* [WRITTEN REQUEST]
Restate each line word for word. Leave out every picture.

* [ENTRIES]

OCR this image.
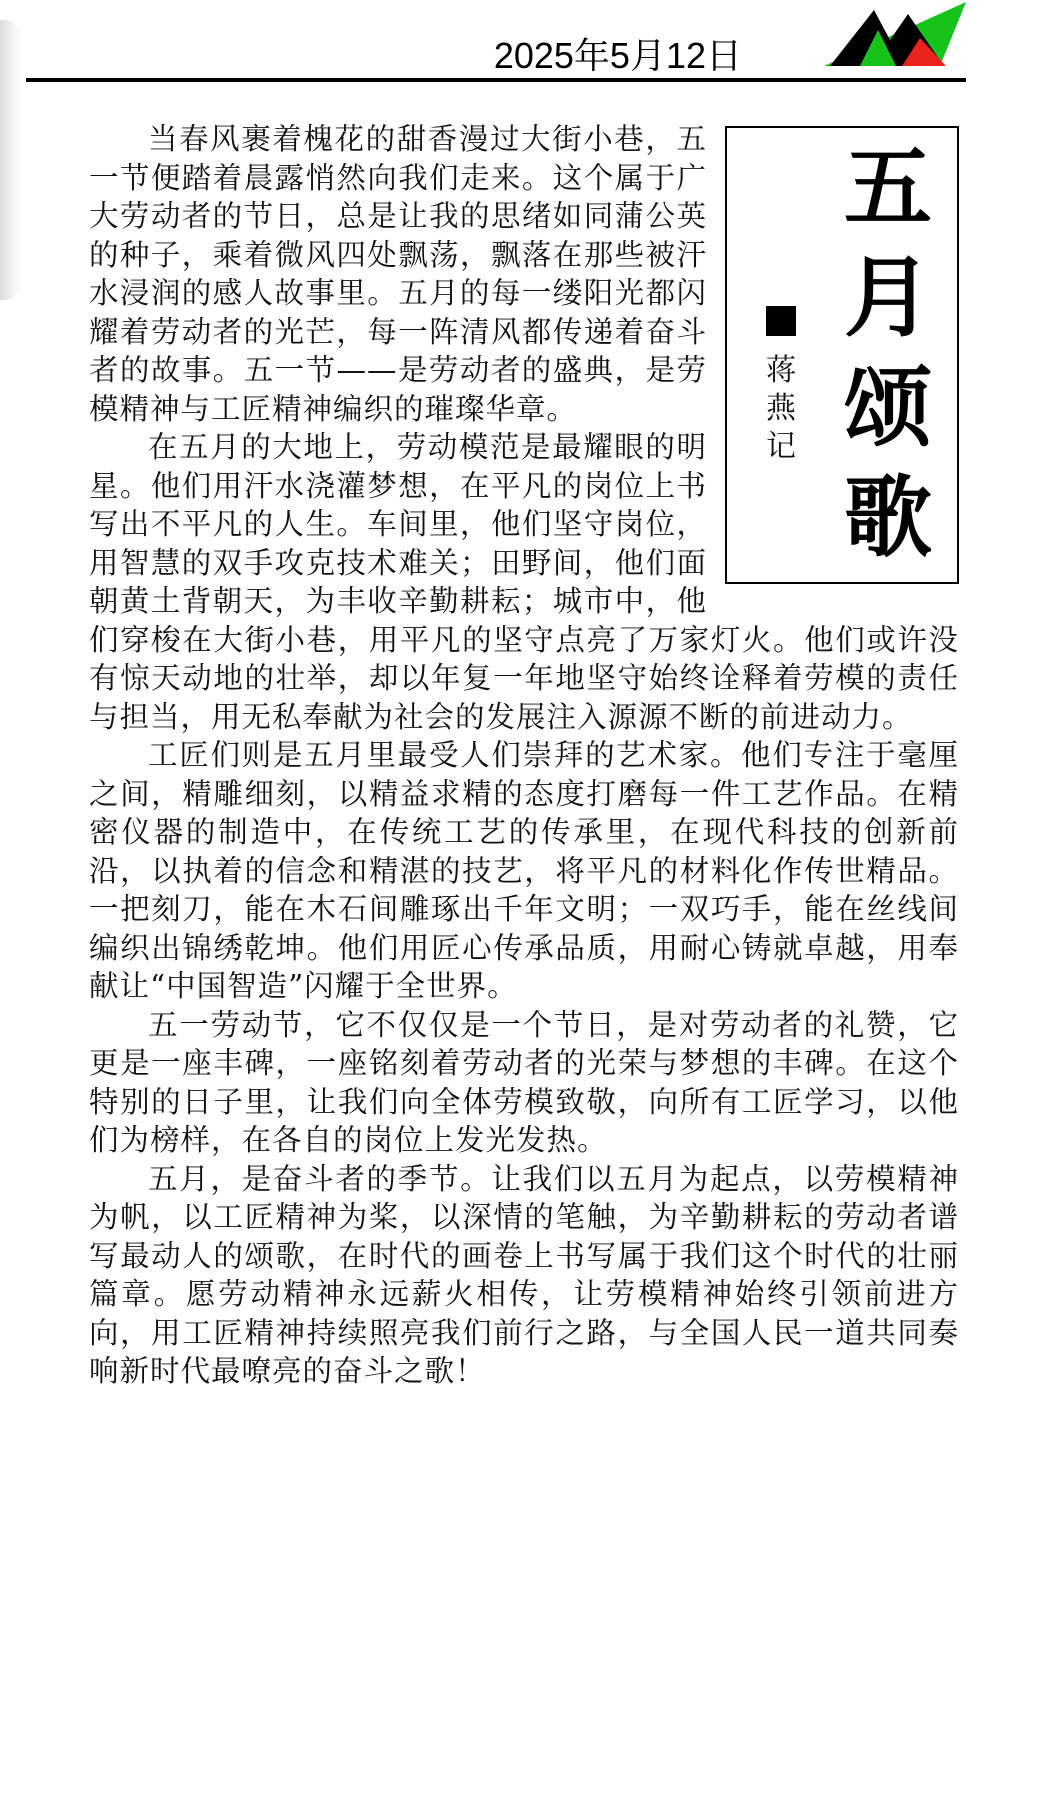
2025年5月12日
五
月
颂
歌
蒋
燕
记

当春风裹着槐花的甜香漫过大街小巷，五一节便踏着晨露悄然向我们走来。这个属于广大劳动者的节日，总是让我的思绪如同蒲公英的种子，乘着微风四处飘荡，飘落在那些被汗水浸润的感人故事里。五月的每一缕阳光都闪耀着劳动者的光芒，每一阵清风都传递着奋斗者的故事。五一节——是劳动者的盛典，是劳模精神与工匠精神编织的璀璨华章。

在五月的大地上，劳动模范是最耀眼的明星。他们用汗水浇灌梦想，在平凡的岗位上书写出不平凡的人生。车间里，他们坚守岗位，用智慧的双手攻克技术难关；田野间，他们面朝黄土背朝天，为丰收辛勤耕耘；城市中，他们穿梭在大街小巷，用平凡的坚守点亮了万家灯火。他们或许没有惊天动地的壮举，却以年复一年地坚守始终诠释着劳模的责任与担当，用无私奉献为社会的发展注入源源不断的前进动力。

工匠们则是五月里最受人们崇拜的艺术家。他们专注于毫厘之间，精雕细刻，以精益求精的态度打磨每一件工艺作品。在精密仪器的制造中，在传统工艺的传承里，在现代科技的创新前沿，以执着的信念和精湛的技艺，将平凡的材料化作传世精品。一把刻刀，能在木石间雕琢出千年文明；一双巧手，能在丝线间编织出锦绣乾坤。他们用匠心传承品质，用耐心铸就卓越，用奉献让“中国智造”闪耀于全世界。

五一劳动节，它不仅仅是一个节日，是对劳动者的礼赞，它更是一座丰碑，一座铭刻着劳动者的光荣与梦想的丰碑。在这个特别的日子里，让我们向全体劳模致敬，向所有工匠学习，以他们为榜样，在各自的岗位上发光发热。

五月，是奋斗者的季节。让我们以五月为起点，以劳模精神为帆，以工匠精神为桨，以深情的笔触，为辛勤耕耘的劳动者谱写最动人的颂歌，在时代的画卷上书写属于我们这个时代的壮丽篇章。愿劳动精神永远薪火相传，让劳模精神始终引领前进方向，用工匠精神持续照亮我们前行之路，与全国人民一道共同奏响新时代最嘹亮的奋斗之歌！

* [EXERCISE SOLUTION]
OCR this image.
2025年5月12日
五
月
颂
歌
蒋
燕
记

当春风裹着槐花的甜香漫过大街小巷，五一节便踏着晨露悄然向我们走来。这个属于广大劳动者的节日，总是让我的思绪如同蒲公英的种子，乘着微风四处飘荡，飘落在那些被汗水浸润的感人故事里。五月的每一缕阳光都闪耀着劳动者的光芒，每一阵清风都传递着奋斗者的故事。五一节——是劳动者的盛典，是劳模精神与工匠精神编织的璀璨华章。

在五月的大地上，劳动模范是最耀眼的明星。他们用汗水浇灌梦想，在平凡的岗位上书写出不平凡的人生。车间里，他们坚守岗位，用智慧的双手攻克技术难关；田野间，他们面朝黄土背朝天，为丰收辛勤耕耘；城市中，他们穿梭在大街小巷，用平凡的坚守点亮了万家灯火。他们或许没有惊天动地的壮举，却以年复一年地坚守始终诠释着劳模的责任与担当，用无私奉献为社会的发展注入源源不断的前进动力。

工匠们则是五月里最受人们崇拜的艺术家。他们专注于毫厘之间，精雕细刻，以精益求精的态度打磨每一件工艺作品。在精密仪器的制造中，在传统工艺的传承里，在现代科技的创新前沿，以执着的信念和精湛的技艺，将平凡的材料化作传世精品。一把刻刀，能在木石间雕琢出千年文明；一双巧手，能在丝线间编织出锦绣乾坤。他们用匠心传承品质，用耐心铸就卓越，用奉献让“中国智造”闪耀于全世界。

五一劳动节，它不仅仅是一个节日，是对劳动者的礼赞，它更是一座丰碑，一座铭刻着劳动者的光荣与梦想的丰碑。在这个特别的日子里，让我们向全体劳模致敬，向所有工匠学习，以他们为榜样，在各自的岗位上发光发热。

五月，是奋斗者的季节。让我们以五月为起点，以劳模精神为帆，以工匠精神为桨，以深情的笔触，为辛勤耕耘的劳动者谱写最动人的颂歌，在时代的画卷上书写属于我们这个时代的壮丽篇章。愿劳动精神永远薪火相传，让劳模精神始终引领前进方向，用工匠精神持续照亮我们前行之路，与全国人民一道共同奏响新时代最嘹亮的奋斗之歌！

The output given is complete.